# Dataset records
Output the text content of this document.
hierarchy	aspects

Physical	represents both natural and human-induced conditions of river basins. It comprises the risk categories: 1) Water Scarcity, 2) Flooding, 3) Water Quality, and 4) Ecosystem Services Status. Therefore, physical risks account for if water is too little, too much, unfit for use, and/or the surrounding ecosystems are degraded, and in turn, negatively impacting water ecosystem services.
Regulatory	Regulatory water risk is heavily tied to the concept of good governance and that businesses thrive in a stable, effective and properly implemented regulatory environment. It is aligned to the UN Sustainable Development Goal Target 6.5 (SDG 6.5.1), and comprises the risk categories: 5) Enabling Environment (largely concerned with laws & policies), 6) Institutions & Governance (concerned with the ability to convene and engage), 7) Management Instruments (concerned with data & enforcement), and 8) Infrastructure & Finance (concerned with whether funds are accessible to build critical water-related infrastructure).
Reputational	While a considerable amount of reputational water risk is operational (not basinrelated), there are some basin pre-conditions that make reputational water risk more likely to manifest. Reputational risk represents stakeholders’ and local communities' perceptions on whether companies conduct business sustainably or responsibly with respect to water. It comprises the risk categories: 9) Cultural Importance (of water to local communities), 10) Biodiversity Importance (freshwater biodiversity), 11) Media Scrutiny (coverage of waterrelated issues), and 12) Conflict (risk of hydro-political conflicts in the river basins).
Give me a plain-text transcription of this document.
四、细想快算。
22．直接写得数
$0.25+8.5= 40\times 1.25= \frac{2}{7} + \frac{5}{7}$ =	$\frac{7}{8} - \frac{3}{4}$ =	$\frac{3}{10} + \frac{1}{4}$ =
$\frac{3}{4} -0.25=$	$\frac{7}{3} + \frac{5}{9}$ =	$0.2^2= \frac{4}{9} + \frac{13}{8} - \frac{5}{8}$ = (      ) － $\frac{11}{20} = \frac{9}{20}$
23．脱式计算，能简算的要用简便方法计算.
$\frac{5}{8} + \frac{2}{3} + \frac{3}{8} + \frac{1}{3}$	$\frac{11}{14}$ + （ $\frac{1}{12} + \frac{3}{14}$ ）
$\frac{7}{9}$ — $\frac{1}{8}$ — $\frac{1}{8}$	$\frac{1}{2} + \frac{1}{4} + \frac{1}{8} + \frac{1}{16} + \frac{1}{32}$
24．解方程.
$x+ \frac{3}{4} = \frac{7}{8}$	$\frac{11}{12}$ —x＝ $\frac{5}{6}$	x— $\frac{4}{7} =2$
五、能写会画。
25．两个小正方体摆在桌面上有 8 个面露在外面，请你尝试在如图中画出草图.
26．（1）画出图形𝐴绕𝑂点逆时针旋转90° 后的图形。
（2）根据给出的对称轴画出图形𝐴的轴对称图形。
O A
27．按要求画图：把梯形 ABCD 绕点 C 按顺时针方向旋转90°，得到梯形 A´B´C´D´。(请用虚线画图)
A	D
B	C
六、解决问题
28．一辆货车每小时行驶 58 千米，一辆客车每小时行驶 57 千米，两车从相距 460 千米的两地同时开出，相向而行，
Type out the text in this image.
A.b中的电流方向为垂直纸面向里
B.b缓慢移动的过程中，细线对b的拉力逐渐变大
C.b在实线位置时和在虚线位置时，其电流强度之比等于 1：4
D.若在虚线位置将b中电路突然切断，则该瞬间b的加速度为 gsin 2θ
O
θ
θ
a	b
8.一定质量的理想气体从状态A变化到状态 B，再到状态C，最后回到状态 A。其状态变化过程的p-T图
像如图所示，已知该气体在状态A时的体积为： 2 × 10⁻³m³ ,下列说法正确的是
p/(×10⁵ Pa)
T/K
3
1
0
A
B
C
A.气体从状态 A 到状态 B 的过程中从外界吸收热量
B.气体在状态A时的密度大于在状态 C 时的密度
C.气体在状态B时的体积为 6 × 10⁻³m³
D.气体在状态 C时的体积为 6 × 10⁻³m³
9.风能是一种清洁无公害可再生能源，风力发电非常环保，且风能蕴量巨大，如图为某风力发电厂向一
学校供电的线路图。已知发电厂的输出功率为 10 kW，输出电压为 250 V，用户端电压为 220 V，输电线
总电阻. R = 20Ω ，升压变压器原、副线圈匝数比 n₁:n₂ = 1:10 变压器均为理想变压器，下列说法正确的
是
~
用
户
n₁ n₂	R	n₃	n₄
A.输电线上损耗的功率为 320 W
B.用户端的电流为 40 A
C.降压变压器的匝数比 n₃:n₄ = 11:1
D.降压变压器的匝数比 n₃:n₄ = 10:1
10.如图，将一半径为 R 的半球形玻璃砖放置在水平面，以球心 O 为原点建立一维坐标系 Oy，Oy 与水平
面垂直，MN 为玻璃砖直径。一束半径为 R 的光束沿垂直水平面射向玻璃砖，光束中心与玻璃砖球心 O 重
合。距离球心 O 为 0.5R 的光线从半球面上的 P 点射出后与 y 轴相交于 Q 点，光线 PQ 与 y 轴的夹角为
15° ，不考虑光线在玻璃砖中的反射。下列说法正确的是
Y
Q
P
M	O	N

# Stated exercise
Restate each entry exactly, skipping none.

# Exercise solution
Output the text content of this document.
hierarchy	aspects

Physical	represents both natural and human-induced conditions of river basins. It comprises the risk categories: 1) Water Scarcity, 2) Flooding, 3) Water Quality, and 4) Ecosystem Services Status. Therefore, physical risks account for if water is too little, too much, unfit for use, and/or the surrounding ecosystems are degraded, and in turn, negatively impacting water ecosystem services.
Regulatory	Regulatory water risk is heavily tied to the concept of good governance and that businesses thrive in a stable, effective and properly implemented regulatory environment. It is aligned to the UN Sustainable Development Goal Target 6.5 (SDG 6.5.1), and comprises the risk categories: 5) Enabling Environment (largely concerned with laws & policies), 6) Institutions & Governance (concerned with the ability to convene and engage), 7) Management Instruments (concerned with data & enforcement), and 8) Infrastructure & Finance (concerned with whether funds are accessible to build critical water-related infrastructure).
Reputational	While a considerable amount of reputational water risk is operational (not basinrelated), there are some basin pre-conditions that make reputational water risk more likely to manifest. Reputational risk represents stakeholders’ and local communities' perceptions on whether companies conduct business sustainably or responsibly with respect to water. It comprises the risk categories: 9) Cultural Importance (of water to local communities), 10) Biodiversity Importance (freshwater biodiversity), 11) Media Scrutiny (coverage of waterrelated issues), and 12) Conflict (risk of hydro-political conflicts in the river basins).
Give me a plain-text transcription of this document.
四、细想快算。
22．直接写得数
$0.25+8.5= 40\times 1.25= \frac{2}{7} + \frac{5}{7}$ =	$\frac{7}{8} - \frac{3}{4}$ =	$\frac{3}{10} + \frac{1}{4}$ =
$\frac{3}{4} -0.25=$	$\frac{7}{3} + \frac{5}{9}$ =	$0.2^2= \frac{4}{9} + \frac{13}{8} - \frac{5}{8}$ = (      ) － $\frac{11}{20} = \frac{9}{20}$
23．脱式计算，能简算的要用简便方法计算.
$\frac{5}{8} + \frac{2}{3} + \frac{3}{8} + \frac{1}{3}$	$\frac{11}{14}$ + （ $\frac{1}{12} + \frac{3}{14}$ ）
$\frac{7}{9}$ — $\frac{1}{8}$ — $\frac{1}{8}$	$\frac{1}{2} + \frac{1}{4} + \frac{1}{8} + \frac{1}{16} + \frac{1}{32}$
24．解方程.
$x+ \frac{3}{4} = \frac{7}{8}$	$\frac{11}{12}$ —x＝ $\frac{5}{6}$	x— $\frac{4}{7} =2$
五、能写会画。
25．两个小正方体摆在桌面上有 8 个面露在外面，请你尝试在如图中画出草图.
26．（1）画出图形𝐴绕𝑂点逆时针旋转90° 后的图形。
（2）根据给出的对称轴画出图形𝐴的轴对称图形。
O A
27．按要求画图：把梯形 ABCD 绕点 C 按顺时针方向旋转90°，得到梯形 A´B´C´D´。(请用虚线画图)
A	D
B	C
六、解决问题
28．一辆货车每小时行驶 58 千米，一辆客车每小时行驶 57 千米，两车从相距 460 千米的两地同时开出，相向而行，
Type out the text in this image.
A.b中的电流方向为垂直纸面向里
B.b缓慢移动的过程中，细线对b的拉力逐渐变大
C.b在实线位置时和在虚线位置时，其电流强度之比等于 1：4
D.若在虚线位置将b中电路突然切断，则该瞬间b的加速度为 gsin 2θ
O
θ
θ
a	b
8.一定质量的理想气体从状态A变化到状态 B，再到状态C，最后回到状态 A。其状态变化过程的p-T图
像如图所示，已知该气体在状态A时的体积为： 2 × 10⁻³m³ ,下列说法正确的是
p/(×10⁵ Pa)
T/K
3
1
0
A
B
C
A.气体从状态 A 到状态 B 的过程中从外界吸收热量
B.气体在状态A时的密度大于在状态 C 时的密度
C.气体在状态B时的体积为 6 × 10⁻³m³
D.气体在状态 C时的体积为 6 × 10⁻³m³
9.风能是一种清洁无公害可再生能源，风力发电非常环保，且风能蕴量巨大，如图为某风力发电厂向一
学校供电的线路图。已知发电厂的输出功率为 10 kW，输出电压为 250 V，用户端电压为 220 V，输电线
总电阻. R = 20Ω ，升压变压器原、副线圈匝数比 n₁:n₂ = 1:10 变压器均为理想变压器，下列说法正确的
是
~
用
户
n₁ n₂	R	n₃	n₄
A.输电线上损耗的功率为 320 W
B.用户端的电流为 40 A
C.降压变压器的匝数比 n₃:n₄ = 11:1
D.降压变压器的匝数比 n₃:n₄ = 10:1
10.如图，将一半径为 R 的半球形玻璃砖放置在水平面，以球心 O 为原点建立一维坐标系 Oy，Oy 与水平
面垂直，MN 为玻璃砖直径。一束半径为 R 的光束沿垂直水平面射向玻璃砖，光束中心与玻璃砖球心 O 重
合。距离球心 O 为 0.5R 的光线从半球面上的 P 点射出后与 y 轴相交于 Q 点，光线 PQ 与 y 轴的夹角为
15° ，不考虑光线在玻璃砖中的反射。下列说法正确的是
Y
Q
P
M	O	N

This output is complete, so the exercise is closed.